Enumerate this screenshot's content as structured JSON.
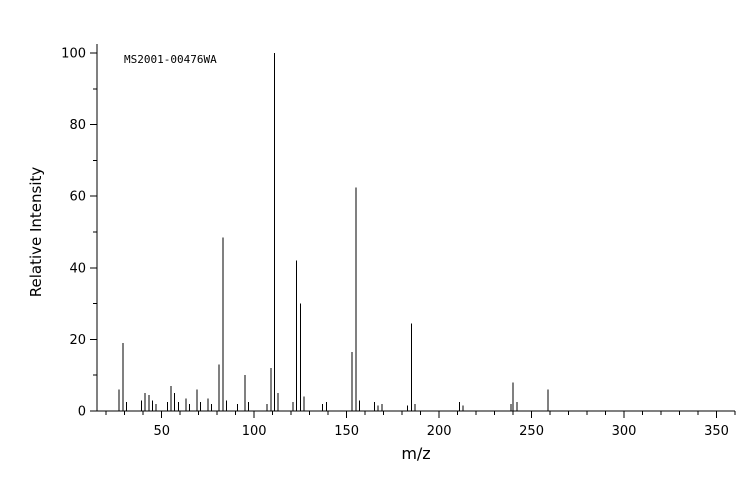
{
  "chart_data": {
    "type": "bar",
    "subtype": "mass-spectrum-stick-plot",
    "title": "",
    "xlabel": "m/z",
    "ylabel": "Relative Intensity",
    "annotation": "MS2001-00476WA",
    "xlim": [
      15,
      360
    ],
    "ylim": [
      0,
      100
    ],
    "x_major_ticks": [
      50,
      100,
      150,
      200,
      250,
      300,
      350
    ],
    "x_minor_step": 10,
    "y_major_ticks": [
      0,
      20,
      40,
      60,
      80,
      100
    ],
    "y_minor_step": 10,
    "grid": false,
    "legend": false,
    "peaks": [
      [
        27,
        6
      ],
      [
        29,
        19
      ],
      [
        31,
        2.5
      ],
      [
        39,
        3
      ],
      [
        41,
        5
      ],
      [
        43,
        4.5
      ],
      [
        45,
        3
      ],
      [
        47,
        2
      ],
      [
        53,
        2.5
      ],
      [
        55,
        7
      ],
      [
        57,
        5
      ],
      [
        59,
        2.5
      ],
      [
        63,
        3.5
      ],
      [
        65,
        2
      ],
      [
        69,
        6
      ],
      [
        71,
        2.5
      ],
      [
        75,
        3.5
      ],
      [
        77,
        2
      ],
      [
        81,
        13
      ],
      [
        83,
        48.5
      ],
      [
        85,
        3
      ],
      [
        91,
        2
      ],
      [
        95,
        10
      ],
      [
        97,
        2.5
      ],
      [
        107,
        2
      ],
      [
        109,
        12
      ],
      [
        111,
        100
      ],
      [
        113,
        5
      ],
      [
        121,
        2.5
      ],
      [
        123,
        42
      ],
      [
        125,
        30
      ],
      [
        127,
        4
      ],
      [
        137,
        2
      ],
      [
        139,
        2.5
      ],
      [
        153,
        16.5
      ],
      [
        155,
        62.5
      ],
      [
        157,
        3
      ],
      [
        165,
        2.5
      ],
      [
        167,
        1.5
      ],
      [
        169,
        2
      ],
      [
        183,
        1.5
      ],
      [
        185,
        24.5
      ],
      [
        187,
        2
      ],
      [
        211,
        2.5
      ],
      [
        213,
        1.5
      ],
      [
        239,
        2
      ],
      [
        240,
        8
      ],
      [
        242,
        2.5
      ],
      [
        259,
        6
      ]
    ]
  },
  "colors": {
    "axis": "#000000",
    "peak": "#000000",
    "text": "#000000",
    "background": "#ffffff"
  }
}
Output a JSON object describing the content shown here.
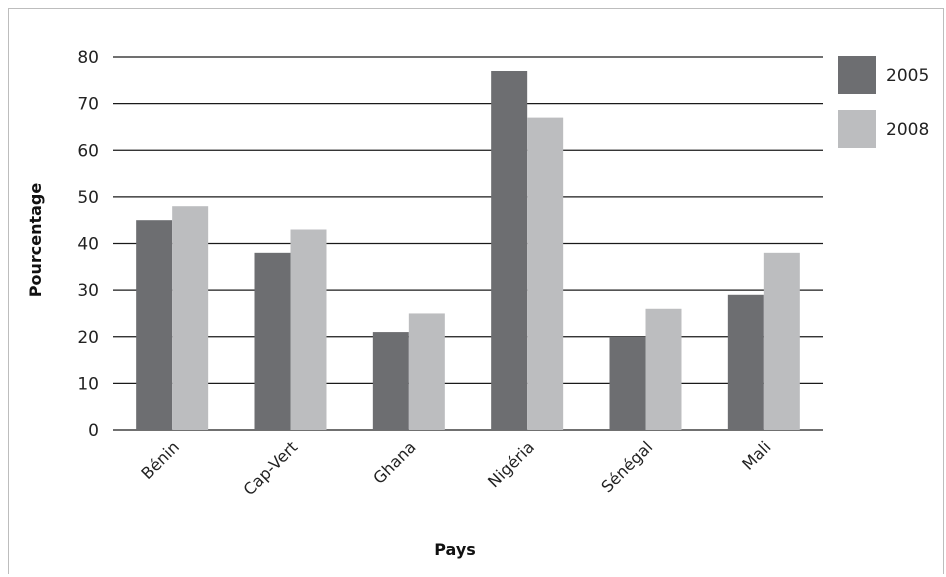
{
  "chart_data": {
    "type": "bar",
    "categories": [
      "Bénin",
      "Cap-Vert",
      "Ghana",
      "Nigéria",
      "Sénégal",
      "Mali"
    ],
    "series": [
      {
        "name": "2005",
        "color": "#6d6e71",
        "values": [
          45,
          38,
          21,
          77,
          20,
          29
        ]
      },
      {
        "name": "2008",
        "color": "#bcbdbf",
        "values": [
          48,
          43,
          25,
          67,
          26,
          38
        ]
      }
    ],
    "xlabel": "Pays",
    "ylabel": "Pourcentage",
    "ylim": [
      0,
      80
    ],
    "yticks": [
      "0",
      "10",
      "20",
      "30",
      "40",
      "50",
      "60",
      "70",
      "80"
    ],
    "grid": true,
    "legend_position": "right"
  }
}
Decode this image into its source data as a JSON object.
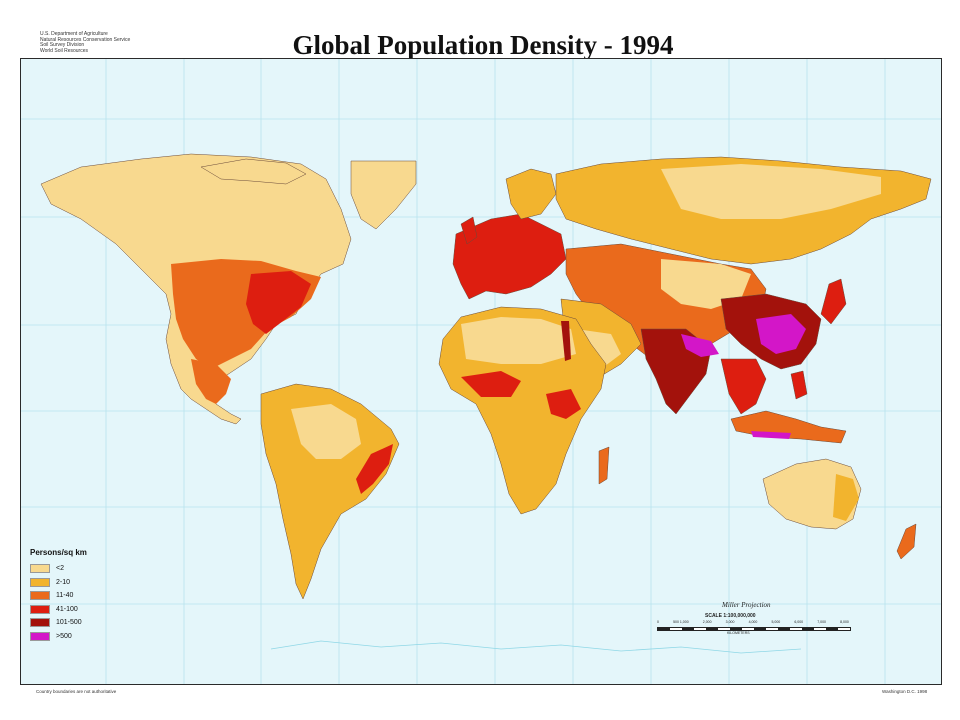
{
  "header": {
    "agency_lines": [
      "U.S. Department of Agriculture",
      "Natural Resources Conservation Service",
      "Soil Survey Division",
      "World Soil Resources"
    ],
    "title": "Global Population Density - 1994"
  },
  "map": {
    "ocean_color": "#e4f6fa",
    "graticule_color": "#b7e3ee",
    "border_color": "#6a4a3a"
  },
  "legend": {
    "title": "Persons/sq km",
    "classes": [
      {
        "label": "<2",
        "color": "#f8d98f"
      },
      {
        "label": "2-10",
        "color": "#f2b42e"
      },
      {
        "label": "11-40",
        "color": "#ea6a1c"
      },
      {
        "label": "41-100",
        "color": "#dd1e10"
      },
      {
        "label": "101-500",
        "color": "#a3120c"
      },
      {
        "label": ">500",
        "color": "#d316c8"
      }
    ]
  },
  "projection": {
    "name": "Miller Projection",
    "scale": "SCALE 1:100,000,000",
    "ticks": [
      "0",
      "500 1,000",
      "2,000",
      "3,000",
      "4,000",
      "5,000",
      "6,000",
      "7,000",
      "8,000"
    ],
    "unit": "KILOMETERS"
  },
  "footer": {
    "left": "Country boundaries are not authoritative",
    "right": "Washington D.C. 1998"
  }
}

THE PROBLEM:
What is the number of lines in the listing that contain the string "object"? Reply with that number alone.

ANSWER TO THIS TASK:
2